--- start of GIVEN DATA ---

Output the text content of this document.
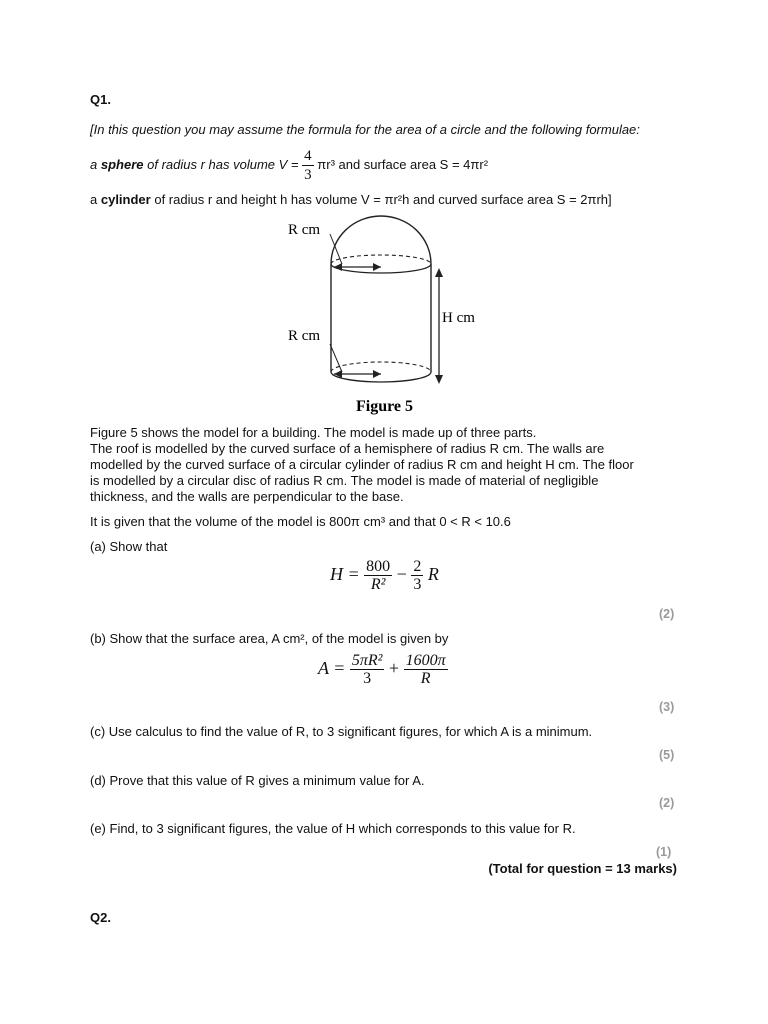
Q1.
[In this question you may assume the formula for the area of a circle and the following formulae:
a sphere of radius r has volume $V = \frac{4}{3} \pi r^3$ and surface area S = 4πr²
a cylinder of radius r and height h has volume V = πr²h and curved surface area S = 2πrh]
R cm
R cm
H cm
Figure 5
Figure 5 shows the model for a building. The model is made up of three parts.
The roof is modelled by the curved surface of a hemisphere of radius R cm. The walls are
modelled by the curved surface of a circular cylinder of radius R cm and height H cm. The floor
is modelled by a circular disc of radius R cm. The model is made of material of negligible
thickness, and the walls are perpendicular to the base.
It is given that the volume of the model is 800π cm³ and that 0 < R < 10.6
(a) Show that
$H = \frac{800}{\text{R²}} - \frac{2}{3}$ R
(2)
(b) Show that the surface area, A cm², of the model is given by
$A = \frac{\text{5πR²}}{3} + \frac{1600\pi}{R}$
(3)
(c) Use calculus to find the value of R, to 3 significant figures, for which A is a minimum.
(5)
(d) Prove that this value of R gives a minimum value for A.
(2)
(e) Find, to 3 significant figures, the value of H which corresponds to this value for R.
(1)
(Total for question = 13 marks)
Q2.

--- end of GIVEN DATA ---

● **DIRECTIONS FOR THIS TASK**:
Make an exact copy of the whole listing, but don't bring over any pictures.

● **FINAL RESULT**:
Output the text content of this document.
Q1.
[In this question you may assume the formula for the area of a circle and the following formulae:
a sphere of radius r has volume $V = \frac{4}{3} \pi r^3$ and surface area S = 4πr²
a cylinder of radius r and height h has volume V = πr²h and curved surface area S = 2πrh]
R cm
R cm
H cm
Figure 5
Figure 5 shows the model for a building. The model is made up of three parts.
The roof is modelled by the curved surface of a hemisphere of radius R cm. The walls are
modelled by the curved surface of a circular cylinder of radius R cm and height H cm. The floor
is modelled by a circular disc of radius R cm. The model is made of material of negligible
thickness, and the walls are perpendicular to the base.
It is given that the volume of the model is 800π cm³ and that 0 < R < 10.6
(a) Show that
$H = \frac{800}{\text{R²}} - \frac{2}{3}$ R
(2)
(b) Show that the surface area, A cm², of the model is given by
$A = \frac{\text{5πR²}}{3} + \frac{1600\pi}{R}$
(3)
(c) Use calculus to find the value of R, to 3 significant figures, for which A is a minimum.
(5)
(d) Prove that this value of R gives a minimum value for A.
(2)
(e) Find, to 3 significant figures, the value of H which corresponds to this value for R.
(1)
(Total for question = 13 marks)
Q2.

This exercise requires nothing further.